WRITTEN REQUEST
Please transcribe the records precisely; pictures stay out of your copy.

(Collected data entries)
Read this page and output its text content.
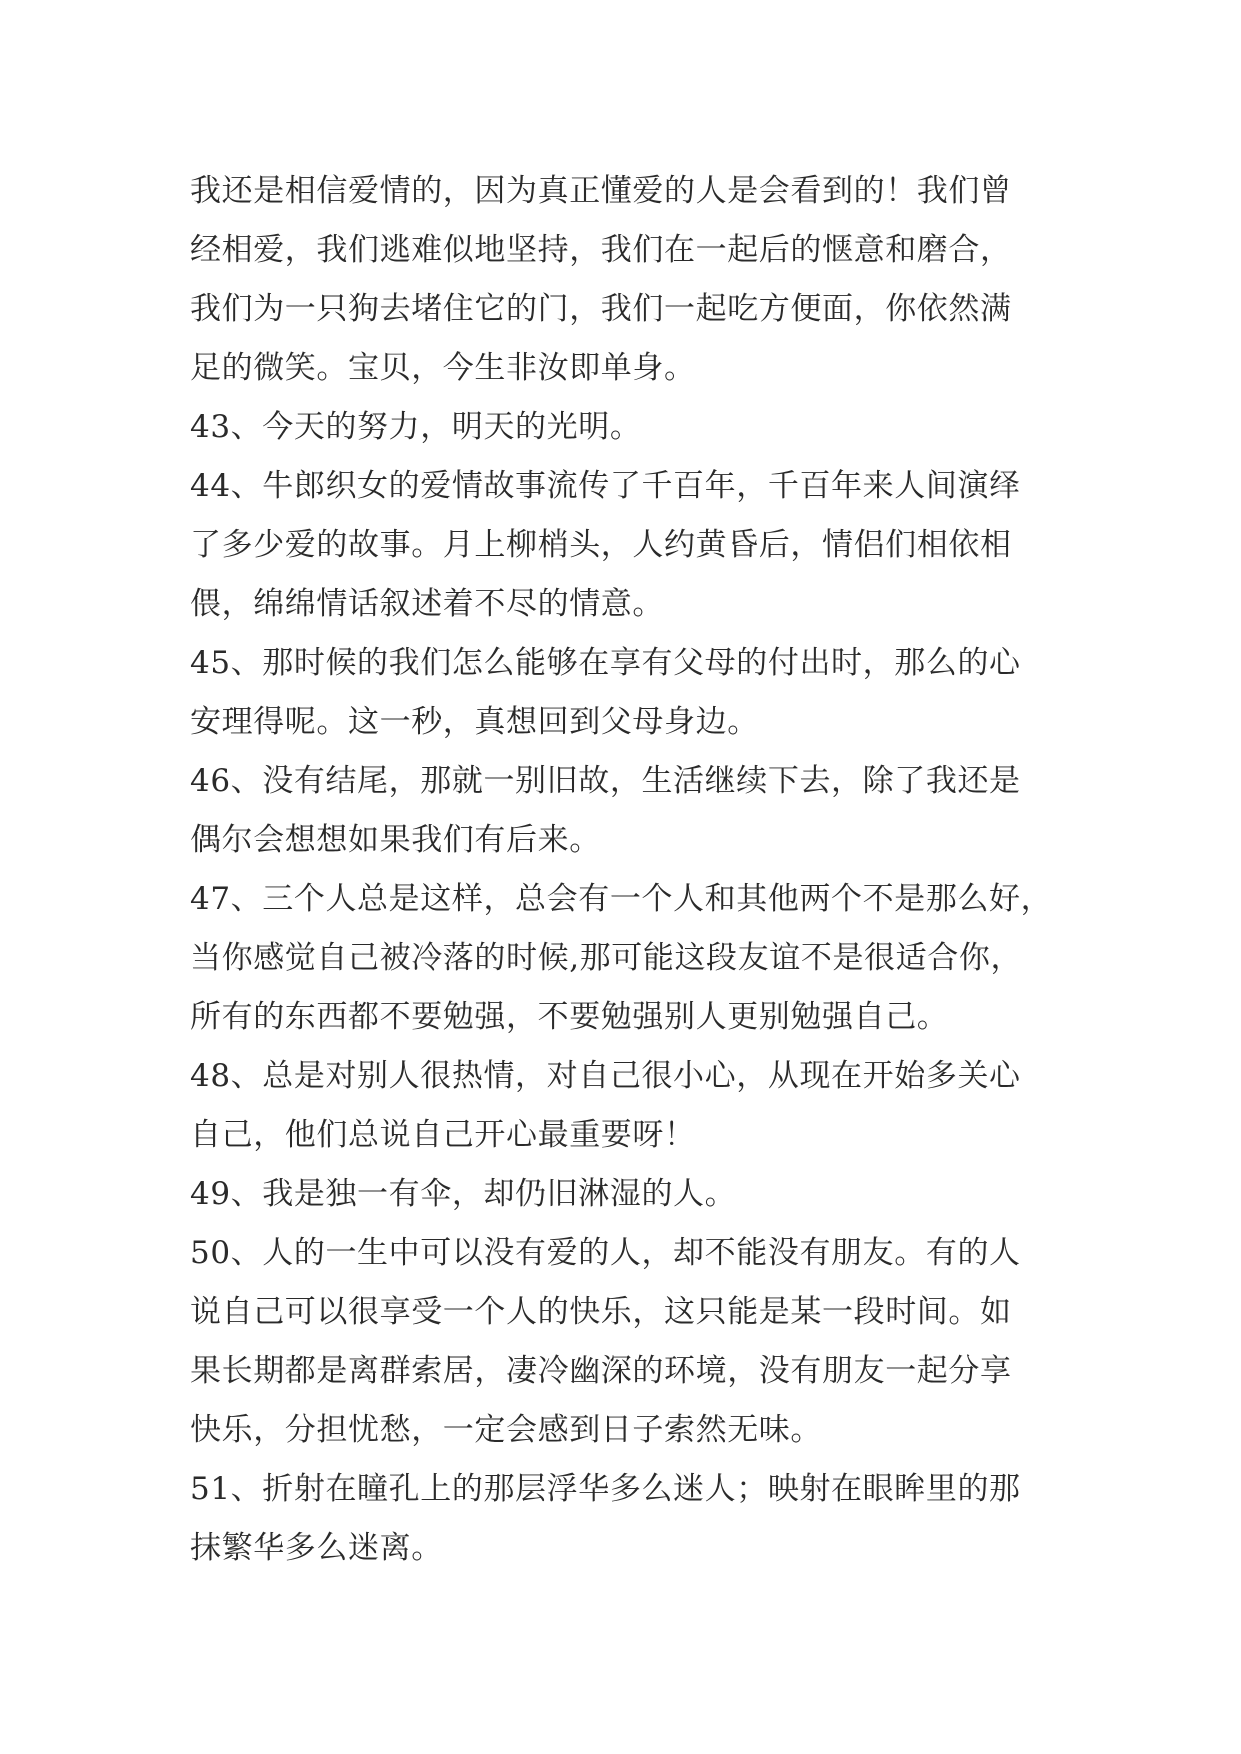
我还是相信爱情的，因为真正懂爱的人是会看到的！我们曾
经相爱，我们逃难似地坚持，我们在一起后的惬意和磨合，
我们为一只狗去堵住它的门，我们一起吃方便面，你依然满
足的微笑。宝贝，今生非汝即单身。
43、今天的努力，明天的光明。
44、牛郎织女的爱情故事流传了千百年，千百年来人间演绎
了多少爱的故事。月上柳梢头，人约黄昏后，情侣们相依相
偎，绵绵情话叙述着不尽的情意。
45、那时候的我们怎么能够在享有父母的付出时，那么的心
安理得呢。这一秒，真想回到父母身边。
46、没有结尾，那就一别旧故，生活继续下去，除了我还是
偶尔会想想如果我们有后来。
47、三个人总是这样，总会有一个人和其他两个不是那么好，
当你感觉自己被冷落的时候,那可能这段友谊不是很适合你，
所有的东西都不要勉强，不要勉强别人更别勉强自己。
48、总是对别人很热情，对自己很小心，从现在开始多关心
自己，他们总说自己开心最重要呀！
49、我是独一有伞，却仍旧淋湿的人。
50、人的一生中可以没有爱的人，却不能没有朋友。有的人
说自己可以很享受一个人的快乐，这只能是某一段时间。如
果长期都是离群索居，凄冷幽深的环境，没有朋友一起分享
快乐，分担忧愁，一定会感到日子索然无味。
51、折射在瞳孔上的那层浮华多么迷人；映射在眼眸里的那
抹繁华多么迷离。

EXERCISE RESPONSE
Read this page and output its text content.
我还是相信爱情的，因为真正懂爱的人是会看到的！我们曾
经相爱，我们逃难似地坚持，我们在一起后的惬意和磨合，
我们为一只狗去堵住它的门，我们一起吃方便面，你依然满
足的微笑。宝贝，今生非汝即单身。
43、今天的努力，明天的光明。
44、牛郎织女的爱情故事流传了千百年，千百年来人间演绎
了多少爱的故事。月上柳梢头，人约黄昏后，情侣们相依相
偎，绵绵情话叙述着不尽的情意。
45、那时候的我们怎么能够在享有父母的付出时，那么的心
安理得呢。这一秒，真想回到父母身边。
46、没有结尾，那就一别旧故，生活继续下去，除了我还是
偶尔会想想如果我们有后来。
47、三个人总是这样，总会有一个人和其他两个不是那么好，
当你感觉自己被冷落的时候,那可能这段友谊不是很适合你，
所有的东西都不要勉强，不要勉强别人更别勉强自己。
48、总是对别人很热情，对自己很小心，从现在开始多关心
自己，他们总说自己开心最重要呀！
49、我是独一有伞，却仍旧淋湿的人。
50、人的一生中可以没有爱的人，却不能没有朋友。有的人
说自己可以很享受一个人的快乐，这只能是某一段时间。如
果长期都是离群索居，凄冷幽深的环境，没有朋友一起分享
快乐，分担忧愁，一定会感到日子索然无味。
51、折射在瞳孔上的那层浮华多么迷人；映射在眼眸里的那
抹繁华多么迷离。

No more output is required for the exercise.